Set problem — Go through the data below and gather each line containing "value".

Saved entries —
--- start ---
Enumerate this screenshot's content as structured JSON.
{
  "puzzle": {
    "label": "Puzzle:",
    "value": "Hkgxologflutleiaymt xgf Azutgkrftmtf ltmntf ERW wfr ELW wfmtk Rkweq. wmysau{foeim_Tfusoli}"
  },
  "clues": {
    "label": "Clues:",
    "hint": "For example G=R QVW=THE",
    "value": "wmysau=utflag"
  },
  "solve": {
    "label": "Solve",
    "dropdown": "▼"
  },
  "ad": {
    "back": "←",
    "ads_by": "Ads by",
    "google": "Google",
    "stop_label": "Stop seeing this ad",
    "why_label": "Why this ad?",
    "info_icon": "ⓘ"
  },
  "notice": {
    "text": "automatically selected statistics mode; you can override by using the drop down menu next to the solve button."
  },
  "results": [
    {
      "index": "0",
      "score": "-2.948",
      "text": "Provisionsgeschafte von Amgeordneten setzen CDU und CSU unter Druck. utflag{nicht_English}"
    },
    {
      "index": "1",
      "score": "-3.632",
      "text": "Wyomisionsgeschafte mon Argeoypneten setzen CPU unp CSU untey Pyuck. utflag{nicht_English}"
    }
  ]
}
--- end ---
Answer for this exercise —
    "value": "Hkgxologflutleiaymt xgf Azutgkrftmtf ltmntf ERW wfr ELW wfmtk Rkweq. wmysau{foeim_Tfusoli}"
    "value": "wmysau=utflag"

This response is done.